» **RECORDS SUPPLIED**:
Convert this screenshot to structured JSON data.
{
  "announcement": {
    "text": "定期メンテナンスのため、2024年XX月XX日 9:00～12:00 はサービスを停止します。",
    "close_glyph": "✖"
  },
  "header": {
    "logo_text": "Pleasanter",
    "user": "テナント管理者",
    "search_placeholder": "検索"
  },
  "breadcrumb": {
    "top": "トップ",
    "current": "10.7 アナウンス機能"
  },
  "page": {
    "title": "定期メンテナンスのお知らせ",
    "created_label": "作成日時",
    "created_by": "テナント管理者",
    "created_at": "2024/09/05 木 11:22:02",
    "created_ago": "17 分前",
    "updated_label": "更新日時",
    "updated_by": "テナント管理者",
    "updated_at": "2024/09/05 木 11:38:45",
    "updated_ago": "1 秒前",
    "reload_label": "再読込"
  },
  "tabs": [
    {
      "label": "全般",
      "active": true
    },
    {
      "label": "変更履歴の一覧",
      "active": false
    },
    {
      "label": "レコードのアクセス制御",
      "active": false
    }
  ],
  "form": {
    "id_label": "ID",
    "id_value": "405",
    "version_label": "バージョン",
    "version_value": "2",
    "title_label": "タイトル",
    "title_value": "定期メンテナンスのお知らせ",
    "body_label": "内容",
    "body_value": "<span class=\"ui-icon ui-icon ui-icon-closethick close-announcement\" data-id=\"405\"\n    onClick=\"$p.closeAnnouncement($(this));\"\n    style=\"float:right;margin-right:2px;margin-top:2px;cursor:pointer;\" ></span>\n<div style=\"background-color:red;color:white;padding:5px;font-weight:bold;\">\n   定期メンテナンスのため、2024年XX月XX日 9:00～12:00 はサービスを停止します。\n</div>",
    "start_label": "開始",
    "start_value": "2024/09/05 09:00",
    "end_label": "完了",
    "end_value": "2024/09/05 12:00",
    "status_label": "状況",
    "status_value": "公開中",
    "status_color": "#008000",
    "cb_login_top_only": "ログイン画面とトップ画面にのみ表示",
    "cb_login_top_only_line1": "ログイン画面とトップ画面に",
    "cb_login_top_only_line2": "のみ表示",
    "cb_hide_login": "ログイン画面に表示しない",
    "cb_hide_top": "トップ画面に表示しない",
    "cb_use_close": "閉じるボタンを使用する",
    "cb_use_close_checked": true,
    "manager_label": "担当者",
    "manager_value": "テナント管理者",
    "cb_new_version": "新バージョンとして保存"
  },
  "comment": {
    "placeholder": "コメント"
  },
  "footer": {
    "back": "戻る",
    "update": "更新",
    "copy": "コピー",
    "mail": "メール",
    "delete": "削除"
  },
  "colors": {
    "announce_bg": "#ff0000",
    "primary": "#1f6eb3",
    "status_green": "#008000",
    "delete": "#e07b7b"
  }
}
--
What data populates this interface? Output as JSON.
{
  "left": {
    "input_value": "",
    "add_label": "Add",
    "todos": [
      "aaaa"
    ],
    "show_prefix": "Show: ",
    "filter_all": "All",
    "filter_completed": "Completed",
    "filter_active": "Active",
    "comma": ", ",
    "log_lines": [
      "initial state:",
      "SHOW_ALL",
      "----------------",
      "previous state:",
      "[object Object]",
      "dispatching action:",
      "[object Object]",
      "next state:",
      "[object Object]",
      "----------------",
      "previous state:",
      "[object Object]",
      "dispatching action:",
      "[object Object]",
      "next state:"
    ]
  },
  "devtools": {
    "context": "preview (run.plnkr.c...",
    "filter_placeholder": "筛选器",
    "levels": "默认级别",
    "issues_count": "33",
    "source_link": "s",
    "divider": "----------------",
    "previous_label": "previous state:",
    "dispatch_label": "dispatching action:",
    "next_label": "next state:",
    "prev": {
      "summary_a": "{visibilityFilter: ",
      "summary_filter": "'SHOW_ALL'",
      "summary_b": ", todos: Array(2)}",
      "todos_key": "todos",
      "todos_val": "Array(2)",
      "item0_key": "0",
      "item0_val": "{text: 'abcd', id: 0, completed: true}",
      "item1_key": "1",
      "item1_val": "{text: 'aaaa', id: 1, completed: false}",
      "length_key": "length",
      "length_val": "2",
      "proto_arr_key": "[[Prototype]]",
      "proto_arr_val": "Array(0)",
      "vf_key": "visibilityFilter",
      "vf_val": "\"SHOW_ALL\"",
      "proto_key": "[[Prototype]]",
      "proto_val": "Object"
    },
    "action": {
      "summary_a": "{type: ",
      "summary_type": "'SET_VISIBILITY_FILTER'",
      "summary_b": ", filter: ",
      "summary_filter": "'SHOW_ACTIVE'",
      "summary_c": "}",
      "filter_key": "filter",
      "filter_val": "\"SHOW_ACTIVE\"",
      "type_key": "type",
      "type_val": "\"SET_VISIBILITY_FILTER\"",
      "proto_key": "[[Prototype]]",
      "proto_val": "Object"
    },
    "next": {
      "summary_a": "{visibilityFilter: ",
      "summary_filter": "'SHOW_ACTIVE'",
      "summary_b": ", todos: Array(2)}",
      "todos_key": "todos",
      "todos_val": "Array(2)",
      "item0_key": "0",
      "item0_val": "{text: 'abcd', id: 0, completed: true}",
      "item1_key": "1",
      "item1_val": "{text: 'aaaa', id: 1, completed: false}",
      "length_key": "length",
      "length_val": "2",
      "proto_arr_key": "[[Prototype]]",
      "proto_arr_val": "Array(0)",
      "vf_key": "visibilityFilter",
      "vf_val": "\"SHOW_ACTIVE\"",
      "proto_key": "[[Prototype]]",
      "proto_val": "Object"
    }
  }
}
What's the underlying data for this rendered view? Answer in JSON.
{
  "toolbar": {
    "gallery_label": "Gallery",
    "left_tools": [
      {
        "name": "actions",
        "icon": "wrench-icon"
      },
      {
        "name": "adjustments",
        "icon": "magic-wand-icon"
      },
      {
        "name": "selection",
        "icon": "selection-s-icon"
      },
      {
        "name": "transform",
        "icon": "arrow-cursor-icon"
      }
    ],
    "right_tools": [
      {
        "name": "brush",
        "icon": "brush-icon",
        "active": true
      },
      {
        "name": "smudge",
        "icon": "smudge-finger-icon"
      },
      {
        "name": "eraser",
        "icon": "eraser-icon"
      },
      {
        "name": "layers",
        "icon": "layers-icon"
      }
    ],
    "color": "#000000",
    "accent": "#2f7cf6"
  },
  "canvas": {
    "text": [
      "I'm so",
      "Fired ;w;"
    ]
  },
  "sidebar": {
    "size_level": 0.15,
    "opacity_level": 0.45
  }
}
* * *
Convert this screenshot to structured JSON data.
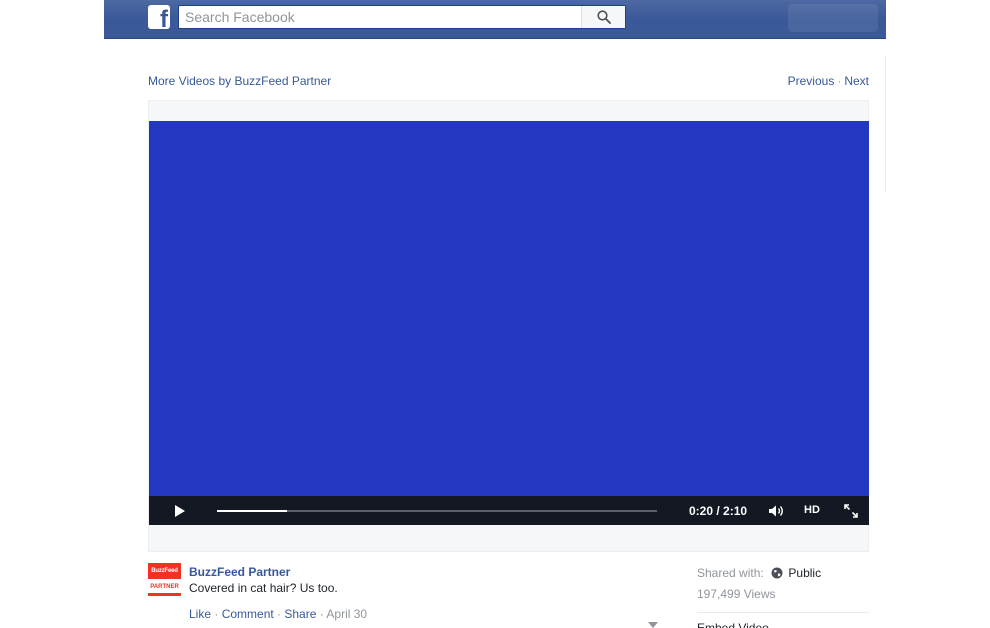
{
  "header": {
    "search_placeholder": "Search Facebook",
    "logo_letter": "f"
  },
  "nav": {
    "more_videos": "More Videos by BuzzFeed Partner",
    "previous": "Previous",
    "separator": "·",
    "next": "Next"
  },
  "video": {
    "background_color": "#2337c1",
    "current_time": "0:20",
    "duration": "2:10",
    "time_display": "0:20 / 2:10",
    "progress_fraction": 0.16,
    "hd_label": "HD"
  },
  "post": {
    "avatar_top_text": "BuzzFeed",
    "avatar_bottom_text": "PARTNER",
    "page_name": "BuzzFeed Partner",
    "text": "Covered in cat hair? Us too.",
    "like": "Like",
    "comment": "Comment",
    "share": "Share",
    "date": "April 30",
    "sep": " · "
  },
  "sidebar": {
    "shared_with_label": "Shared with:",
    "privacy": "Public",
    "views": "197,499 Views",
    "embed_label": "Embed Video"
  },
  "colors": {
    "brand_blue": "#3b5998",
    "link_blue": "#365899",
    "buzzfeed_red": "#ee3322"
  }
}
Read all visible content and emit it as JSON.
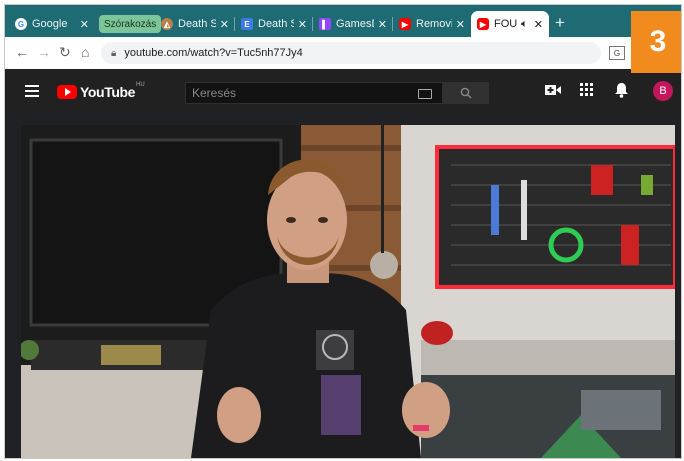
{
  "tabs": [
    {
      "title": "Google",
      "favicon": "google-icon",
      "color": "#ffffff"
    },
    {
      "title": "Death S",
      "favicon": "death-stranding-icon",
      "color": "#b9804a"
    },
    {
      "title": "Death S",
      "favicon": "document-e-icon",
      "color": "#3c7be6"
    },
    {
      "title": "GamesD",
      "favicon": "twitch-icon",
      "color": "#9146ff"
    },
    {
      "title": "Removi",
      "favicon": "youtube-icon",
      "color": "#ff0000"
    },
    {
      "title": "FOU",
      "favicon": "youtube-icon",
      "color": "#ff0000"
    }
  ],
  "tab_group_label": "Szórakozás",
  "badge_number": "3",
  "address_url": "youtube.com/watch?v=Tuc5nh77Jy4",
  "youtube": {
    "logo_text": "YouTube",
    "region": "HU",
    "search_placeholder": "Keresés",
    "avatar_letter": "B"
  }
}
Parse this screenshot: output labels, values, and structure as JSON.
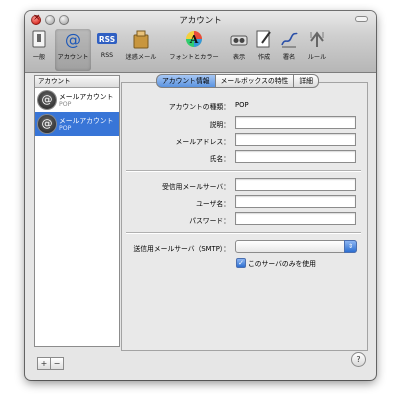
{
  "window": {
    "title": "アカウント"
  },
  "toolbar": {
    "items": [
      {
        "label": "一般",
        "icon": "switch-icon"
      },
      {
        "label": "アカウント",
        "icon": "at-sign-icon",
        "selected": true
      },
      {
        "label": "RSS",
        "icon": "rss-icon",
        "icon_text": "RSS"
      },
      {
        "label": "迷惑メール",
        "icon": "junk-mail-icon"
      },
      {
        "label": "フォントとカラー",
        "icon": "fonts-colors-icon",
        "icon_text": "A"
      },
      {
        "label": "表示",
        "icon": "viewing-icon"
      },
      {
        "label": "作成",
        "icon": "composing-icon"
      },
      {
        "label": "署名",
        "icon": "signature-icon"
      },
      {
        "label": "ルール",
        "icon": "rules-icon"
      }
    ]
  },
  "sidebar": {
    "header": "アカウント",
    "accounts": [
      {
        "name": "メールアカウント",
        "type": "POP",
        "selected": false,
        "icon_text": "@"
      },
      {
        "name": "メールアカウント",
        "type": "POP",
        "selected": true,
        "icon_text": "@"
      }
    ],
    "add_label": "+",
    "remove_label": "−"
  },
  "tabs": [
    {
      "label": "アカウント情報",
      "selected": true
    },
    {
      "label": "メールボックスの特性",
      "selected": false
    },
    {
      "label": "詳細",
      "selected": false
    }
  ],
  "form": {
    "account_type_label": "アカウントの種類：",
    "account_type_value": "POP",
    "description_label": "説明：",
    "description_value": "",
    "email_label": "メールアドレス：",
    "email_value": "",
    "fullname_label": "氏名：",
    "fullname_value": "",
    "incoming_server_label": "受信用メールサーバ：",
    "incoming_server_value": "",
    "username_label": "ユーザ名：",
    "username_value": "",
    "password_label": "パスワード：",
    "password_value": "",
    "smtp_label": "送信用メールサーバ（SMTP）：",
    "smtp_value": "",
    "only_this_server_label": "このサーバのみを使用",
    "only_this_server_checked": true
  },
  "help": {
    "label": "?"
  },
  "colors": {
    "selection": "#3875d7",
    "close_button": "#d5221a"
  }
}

» **SET PROBLEM**: Give only a number: how many lines of the data hold the string "cursor"?

» **RESPONSE TO THE EXERCISE**: 2